__Problem description__.
Among the entries that follow, find the lines holding "Macrophages" and say how many there are, with no other words.

__Data tied to figure images__.
━━━━━━━━━━━━━━━━
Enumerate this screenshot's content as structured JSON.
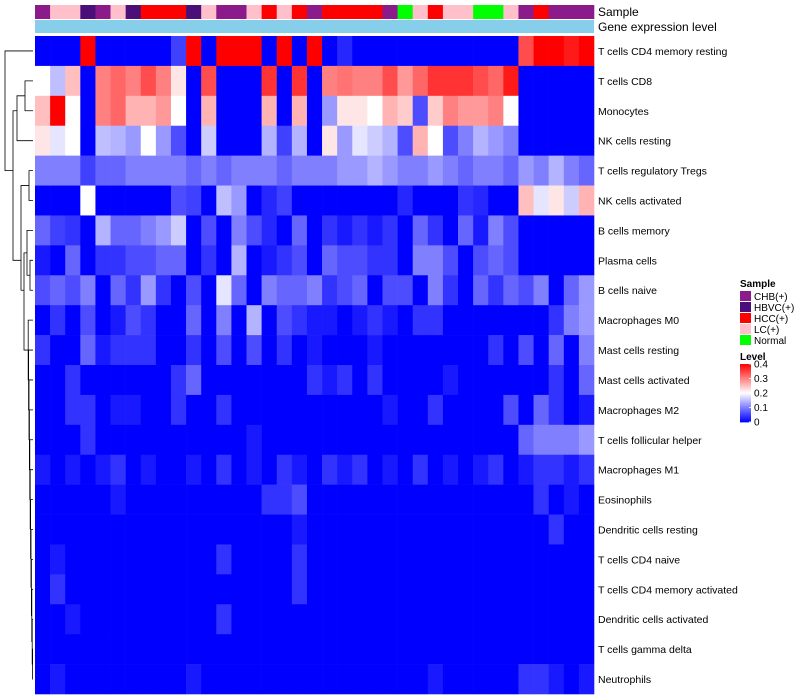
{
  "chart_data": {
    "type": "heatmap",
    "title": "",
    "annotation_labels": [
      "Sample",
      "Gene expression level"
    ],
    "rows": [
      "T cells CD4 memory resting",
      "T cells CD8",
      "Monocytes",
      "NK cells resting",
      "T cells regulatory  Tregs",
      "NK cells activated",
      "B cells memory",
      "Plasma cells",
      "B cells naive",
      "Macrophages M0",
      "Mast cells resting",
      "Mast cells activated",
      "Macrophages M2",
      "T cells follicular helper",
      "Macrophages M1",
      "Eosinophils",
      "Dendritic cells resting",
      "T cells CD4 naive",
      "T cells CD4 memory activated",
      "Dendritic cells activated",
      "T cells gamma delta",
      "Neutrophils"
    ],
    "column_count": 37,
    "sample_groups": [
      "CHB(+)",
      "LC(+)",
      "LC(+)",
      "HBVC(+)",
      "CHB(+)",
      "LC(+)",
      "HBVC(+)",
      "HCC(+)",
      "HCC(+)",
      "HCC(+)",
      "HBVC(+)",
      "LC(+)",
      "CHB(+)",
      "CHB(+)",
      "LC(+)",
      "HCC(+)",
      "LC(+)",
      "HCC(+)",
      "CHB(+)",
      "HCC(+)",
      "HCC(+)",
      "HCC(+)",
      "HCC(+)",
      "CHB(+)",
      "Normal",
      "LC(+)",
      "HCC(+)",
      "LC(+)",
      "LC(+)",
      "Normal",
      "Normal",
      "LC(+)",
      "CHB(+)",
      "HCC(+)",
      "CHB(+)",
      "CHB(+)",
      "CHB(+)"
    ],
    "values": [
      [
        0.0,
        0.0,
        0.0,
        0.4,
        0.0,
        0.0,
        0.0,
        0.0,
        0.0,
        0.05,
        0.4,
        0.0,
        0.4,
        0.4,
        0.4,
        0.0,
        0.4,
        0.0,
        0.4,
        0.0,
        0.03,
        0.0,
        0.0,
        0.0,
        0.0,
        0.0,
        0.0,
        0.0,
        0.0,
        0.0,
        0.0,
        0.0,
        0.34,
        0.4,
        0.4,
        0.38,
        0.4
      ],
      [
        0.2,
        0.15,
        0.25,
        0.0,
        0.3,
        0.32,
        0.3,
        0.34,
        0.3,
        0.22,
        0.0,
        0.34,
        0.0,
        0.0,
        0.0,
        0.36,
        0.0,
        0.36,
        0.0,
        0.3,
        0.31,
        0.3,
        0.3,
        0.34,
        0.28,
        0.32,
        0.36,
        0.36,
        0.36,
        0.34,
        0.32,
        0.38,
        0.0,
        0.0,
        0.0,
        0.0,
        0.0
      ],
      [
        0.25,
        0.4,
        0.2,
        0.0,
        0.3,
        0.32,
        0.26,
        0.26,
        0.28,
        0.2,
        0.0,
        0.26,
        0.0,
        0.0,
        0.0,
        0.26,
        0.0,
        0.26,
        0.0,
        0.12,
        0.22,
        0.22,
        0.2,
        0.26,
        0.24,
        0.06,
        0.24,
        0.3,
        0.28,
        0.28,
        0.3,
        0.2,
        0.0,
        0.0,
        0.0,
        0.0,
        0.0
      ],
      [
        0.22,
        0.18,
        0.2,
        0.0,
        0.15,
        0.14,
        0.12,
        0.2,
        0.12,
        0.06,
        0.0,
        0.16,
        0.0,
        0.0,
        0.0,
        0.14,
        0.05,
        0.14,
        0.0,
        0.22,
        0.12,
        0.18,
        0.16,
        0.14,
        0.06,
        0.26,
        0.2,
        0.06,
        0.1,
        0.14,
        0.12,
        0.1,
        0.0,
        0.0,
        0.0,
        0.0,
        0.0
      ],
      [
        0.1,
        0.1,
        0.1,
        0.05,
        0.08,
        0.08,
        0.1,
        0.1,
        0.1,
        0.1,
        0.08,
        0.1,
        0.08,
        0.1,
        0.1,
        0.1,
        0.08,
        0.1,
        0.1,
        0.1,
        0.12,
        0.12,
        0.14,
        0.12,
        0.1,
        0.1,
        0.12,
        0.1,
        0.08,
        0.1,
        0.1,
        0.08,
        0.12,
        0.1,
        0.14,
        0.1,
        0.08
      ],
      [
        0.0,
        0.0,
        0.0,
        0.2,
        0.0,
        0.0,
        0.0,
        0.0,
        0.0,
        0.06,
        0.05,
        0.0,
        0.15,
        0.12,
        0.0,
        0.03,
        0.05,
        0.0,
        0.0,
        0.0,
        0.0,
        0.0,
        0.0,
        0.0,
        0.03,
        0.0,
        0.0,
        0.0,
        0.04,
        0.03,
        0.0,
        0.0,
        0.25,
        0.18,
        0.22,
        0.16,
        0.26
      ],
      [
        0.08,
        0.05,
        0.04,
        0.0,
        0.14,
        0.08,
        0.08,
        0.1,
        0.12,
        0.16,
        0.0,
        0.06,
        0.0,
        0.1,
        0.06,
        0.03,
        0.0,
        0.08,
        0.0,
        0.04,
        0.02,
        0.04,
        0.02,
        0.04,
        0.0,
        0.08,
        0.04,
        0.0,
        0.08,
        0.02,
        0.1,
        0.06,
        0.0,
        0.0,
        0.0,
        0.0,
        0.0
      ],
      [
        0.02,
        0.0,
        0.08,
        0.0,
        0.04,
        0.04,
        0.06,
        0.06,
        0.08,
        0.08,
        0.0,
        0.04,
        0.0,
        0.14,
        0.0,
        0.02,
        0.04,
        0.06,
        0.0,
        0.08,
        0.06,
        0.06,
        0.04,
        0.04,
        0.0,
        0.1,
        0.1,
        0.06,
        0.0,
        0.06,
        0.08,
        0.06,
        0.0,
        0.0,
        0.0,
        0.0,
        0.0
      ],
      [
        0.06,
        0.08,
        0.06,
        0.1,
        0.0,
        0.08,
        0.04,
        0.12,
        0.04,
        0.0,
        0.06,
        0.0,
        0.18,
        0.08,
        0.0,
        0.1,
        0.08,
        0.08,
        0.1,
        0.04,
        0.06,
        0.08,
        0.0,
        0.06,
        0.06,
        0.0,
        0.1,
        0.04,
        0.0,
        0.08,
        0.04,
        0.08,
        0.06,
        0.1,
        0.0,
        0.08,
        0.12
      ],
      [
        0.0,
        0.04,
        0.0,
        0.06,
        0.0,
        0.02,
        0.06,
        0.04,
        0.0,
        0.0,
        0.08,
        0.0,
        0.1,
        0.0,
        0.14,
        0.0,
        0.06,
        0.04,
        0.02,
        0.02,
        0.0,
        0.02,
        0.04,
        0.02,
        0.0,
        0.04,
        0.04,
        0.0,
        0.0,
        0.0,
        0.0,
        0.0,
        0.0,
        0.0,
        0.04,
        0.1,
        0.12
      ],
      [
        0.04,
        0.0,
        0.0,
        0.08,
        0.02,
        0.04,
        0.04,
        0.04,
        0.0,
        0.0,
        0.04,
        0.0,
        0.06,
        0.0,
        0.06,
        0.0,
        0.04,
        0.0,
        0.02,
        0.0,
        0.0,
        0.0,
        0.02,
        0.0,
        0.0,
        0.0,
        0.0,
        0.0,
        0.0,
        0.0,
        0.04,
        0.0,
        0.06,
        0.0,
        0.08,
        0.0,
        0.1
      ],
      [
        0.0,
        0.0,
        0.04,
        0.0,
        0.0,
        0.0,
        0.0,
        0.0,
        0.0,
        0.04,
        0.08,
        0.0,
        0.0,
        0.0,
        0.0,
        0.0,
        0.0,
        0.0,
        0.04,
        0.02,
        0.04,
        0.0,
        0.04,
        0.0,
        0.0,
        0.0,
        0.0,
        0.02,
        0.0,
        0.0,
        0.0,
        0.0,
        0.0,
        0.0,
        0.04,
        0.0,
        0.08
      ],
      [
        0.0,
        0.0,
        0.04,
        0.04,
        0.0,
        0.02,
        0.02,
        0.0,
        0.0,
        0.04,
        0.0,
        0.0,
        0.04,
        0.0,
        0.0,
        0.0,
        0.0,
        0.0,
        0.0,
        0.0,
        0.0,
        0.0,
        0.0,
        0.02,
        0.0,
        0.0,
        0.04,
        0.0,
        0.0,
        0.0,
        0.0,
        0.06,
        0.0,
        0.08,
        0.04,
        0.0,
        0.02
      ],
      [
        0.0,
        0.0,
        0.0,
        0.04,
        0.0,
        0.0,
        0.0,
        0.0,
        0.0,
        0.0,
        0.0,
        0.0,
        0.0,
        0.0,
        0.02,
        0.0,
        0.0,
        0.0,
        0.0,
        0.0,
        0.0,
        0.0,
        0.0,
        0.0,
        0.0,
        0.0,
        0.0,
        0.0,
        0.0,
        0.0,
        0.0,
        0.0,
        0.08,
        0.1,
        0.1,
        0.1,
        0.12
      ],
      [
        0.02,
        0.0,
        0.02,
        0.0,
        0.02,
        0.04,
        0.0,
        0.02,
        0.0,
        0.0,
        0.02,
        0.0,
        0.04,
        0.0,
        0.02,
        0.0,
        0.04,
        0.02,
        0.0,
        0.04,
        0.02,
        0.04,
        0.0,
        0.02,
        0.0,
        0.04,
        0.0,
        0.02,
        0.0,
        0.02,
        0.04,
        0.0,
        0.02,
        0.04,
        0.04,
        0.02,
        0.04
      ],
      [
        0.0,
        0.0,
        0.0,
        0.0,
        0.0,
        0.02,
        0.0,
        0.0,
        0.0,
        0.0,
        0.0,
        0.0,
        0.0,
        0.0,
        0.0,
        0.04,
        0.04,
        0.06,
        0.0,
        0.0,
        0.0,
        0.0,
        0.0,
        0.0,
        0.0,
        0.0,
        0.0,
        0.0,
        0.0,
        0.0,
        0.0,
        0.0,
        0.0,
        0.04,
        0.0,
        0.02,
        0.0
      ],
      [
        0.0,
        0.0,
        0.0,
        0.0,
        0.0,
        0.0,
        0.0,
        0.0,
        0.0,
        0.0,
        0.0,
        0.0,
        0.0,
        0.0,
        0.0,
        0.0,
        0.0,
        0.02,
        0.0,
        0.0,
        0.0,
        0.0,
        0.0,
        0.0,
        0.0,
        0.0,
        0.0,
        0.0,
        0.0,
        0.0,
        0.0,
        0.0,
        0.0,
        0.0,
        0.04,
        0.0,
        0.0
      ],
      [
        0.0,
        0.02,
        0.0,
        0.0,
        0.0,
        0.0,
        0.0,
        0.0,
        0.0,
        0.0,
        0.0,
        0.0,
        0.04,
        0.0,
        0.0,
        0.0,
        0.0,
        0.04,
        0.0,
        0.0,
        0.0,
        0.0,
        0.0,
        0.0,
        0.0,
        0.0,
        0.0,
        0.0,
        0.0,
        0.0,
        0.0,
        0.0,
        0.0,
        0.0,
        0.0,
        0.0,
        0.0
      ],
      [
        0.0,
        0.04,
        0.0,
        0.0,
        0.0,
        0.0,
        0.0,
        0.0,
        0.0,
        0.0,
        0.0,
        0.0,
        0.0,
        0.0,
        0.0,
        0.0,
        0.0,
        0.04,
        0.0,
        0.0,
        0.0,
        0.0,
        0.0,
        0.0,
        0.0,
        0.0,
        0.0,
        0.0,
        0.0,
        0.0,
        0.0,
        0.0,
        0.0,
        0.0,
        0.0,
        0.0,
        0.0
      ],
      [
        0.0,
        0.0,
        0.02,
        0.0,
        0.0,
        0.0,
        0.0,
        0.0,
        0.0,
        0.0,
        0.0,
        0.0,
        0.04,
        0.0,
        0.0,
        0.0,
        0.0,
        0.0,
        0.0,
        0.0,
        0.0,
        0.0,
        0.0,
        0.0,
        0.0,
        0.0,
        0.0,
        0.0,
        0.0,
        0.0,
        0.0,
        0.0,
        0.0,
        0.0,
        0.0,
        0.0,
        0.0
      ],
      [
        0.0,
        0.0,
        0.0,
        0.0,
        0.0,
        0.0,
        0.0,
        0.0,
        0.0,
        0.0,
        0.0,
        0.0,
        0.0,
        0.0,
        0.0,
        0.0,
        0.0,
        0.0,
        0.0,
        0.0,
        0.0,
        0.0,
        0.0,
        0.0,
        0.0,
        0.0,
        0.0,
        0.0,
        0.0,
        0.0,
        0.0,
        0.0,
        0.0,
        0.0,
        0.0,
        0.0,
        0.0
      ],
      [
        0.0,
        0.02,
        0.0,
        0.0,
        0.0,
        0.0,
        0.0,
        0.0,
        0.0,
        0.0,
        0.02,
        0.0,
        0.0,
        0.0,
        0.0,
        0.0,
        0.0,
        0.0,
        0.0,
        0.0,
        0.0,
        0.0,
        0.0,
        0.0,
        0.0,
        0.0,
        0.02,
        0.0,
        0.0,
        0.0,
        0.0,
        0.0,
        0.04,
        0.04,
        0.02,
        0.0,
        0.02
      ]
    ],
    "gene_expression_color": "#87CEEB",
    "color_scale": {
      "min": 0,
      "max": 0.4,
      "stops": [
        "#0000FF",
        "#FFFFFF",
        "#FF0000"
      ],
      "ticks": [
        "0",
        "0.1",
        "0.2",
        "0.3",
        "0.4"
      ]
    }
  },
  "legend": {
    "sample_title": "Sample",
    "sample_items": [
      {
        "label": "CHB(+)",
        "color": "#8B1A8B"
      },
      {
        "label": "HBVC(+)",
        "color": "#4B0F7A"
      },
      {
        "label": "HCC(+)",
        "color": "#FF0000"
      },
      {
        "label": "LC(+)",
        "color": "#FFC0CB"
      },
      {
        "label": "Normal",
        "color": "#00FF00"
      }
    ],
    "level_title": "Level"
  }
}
━━━━━━━━━━━━━━━━
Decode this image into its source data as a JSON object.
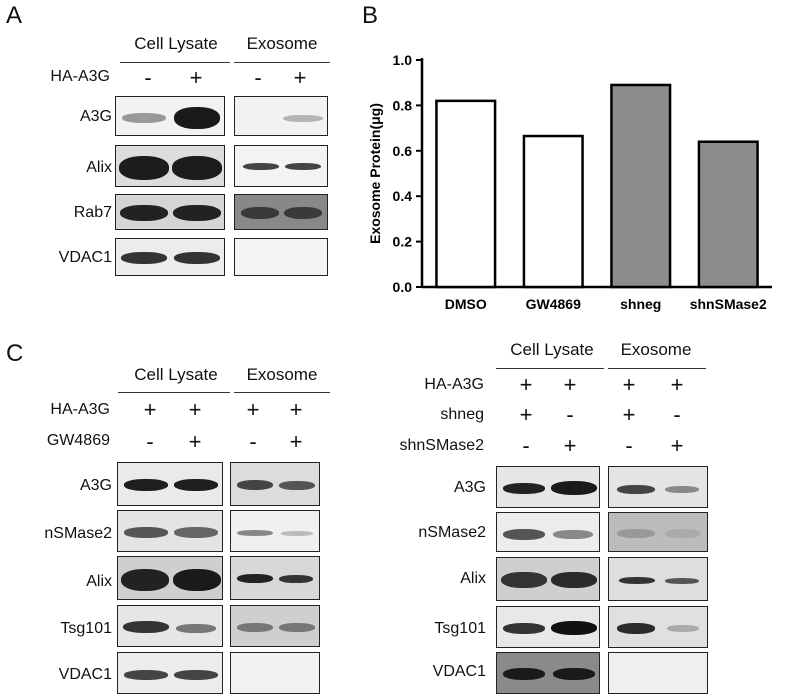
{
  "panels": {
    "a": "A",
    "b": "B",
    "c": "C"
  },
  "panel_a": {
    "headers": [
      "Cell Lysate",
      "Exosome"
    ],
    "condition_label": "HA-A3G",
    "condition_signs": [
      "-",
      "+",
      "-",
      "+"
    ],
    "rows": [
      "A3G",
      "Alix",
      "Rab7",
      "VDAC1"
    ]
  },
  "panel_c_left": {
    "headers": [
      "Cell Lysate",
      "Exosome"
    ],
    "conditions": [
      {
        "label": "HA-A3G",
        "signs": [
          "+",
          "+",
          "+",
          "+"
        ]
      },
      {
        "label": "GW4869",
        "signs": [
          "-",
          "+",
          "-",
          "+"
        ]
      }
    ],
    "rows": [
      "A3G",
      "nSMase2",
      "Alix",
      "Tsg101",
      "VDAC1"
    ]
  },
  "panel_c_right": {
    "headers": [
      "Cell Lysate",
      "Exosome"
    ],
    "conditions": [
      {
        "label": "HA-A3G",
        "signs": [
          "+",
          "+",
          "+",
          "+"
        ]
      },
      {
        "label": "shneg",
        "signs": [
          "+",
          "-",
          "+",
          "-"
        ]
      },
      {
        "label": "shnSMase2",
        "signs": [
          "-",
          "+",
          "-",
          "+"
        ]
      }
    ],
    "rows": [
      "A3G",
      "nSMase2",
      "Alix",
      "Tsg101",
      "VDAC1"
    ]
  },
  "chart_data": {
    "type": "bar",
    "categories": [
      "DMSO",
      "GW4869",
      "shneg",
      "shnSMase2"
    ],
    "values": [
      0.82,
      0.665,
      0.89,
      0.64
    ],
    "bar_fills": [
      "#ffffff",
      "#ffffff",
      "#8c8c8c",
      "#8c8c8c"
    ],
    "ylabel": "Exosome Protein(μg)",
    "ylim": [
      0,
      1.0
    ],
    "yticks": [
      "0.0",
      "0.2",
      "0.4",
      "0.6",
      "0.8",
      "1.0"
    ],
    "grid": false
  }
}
━━━━━━━━━━━━━━━━
__Answer to the problem__.
3